--- DATA LISTING ---
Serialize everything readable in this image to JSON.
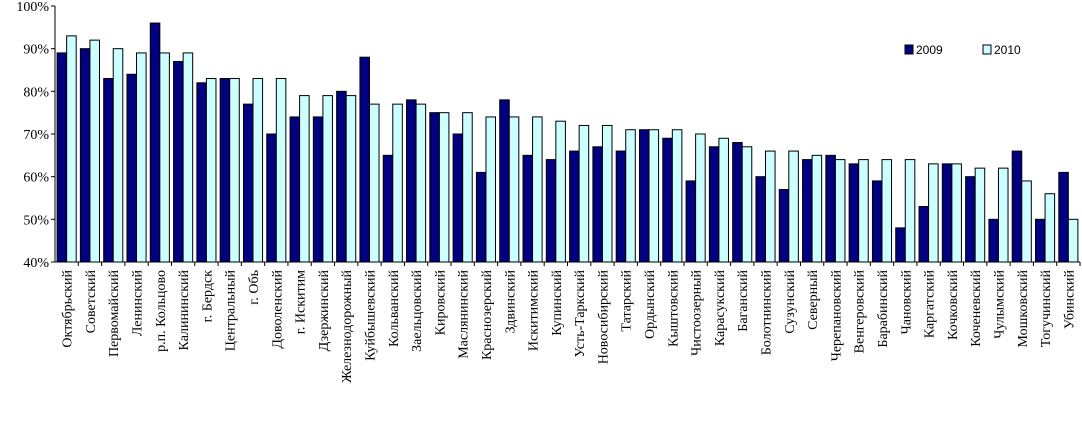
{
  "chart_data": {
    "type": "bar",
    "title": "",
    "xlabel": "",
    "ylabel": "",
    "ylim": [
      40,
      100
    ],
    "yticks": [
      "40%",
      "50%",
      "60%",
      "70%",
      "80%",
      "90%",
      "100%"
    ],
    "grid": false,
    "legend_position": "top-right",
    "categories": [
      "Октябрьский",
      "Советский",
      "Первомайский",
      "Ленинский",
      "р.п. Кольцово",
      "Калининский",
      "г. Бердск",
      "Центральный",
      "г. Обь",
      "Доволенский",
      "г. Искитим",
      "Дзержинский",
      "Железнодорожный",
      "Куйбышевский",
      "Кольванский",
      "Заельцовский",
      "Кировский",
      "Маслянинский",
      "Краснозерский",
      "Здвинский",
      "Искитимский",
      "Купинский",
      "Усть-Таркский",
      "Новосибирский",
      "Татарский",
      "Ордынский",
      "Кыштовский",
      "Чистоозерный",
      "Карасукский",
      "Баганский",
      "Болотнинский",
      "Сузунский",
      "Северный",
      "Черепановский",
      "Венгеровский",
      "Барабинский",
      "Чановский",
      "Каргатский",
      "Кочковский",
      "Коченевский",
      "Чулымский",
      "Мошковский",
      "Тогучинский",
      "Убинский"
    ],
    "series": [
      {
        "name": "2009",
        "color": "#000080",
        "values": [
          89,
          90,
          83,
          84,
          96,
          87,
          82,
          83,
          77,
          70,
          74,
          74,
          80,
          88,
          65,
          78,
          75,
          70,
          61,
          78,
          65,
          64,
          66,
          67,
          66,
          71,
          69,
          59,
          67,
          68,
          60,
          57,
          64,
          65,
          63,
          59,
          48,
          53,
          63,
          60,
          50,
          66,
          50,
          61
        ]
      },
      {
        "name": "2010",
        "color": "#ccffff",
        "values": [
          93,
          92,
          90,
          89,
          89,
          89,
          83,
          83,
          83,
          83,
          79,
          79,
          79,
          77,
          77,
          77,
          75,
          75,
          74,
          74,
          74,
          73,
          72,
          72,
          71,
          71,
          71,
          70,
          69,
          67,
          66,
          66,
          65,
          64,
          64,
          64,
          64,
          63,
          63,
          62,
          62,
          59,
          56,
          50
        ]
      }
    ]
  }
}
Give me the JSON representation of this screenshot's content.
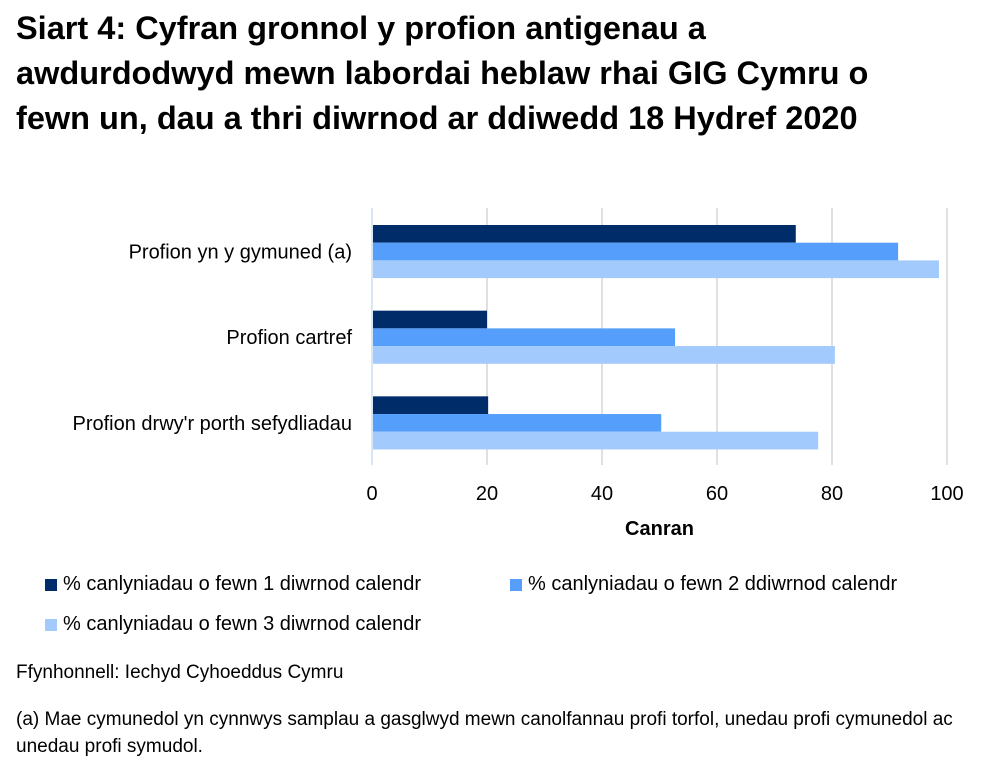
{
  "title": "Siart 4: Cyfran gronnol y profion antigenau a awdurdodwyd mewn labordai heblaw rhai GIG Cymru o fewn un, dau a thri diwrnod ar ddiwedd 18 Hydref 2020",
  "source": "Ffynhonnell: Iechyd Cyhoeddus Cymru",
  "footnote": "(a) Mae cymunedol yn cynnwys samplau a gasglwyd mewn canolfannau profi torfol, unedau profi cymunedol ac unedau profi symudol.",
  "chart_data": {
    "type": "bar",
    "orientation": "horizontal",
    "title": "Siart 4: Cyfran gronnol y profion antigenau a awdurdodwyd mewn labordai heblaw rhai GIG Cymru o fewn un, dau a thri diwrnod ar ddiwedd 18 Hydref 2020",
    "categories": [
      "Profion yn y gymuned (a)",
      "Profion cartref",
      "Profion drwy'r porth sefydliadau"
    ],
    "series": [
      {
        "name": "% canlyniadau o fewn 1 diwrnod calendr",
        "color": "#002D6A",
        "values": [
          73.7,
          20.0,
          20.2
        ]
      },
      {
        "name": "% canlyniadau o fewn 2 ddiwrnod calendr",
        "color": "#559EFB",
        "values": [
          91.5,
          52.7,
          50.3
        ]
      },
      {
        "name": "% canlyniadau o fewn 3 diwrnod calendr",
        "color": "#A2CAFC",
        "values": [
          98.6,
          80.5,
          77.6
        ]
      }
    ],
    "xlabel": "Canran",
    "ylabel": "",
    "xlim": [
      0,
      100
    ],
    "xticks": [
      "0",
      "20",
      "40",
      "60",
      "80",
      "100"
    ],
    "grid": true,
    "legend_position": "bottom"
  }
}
---
Reply with only the number of lines in the material above where the string "this" appears.

THE OUTPUT :: 2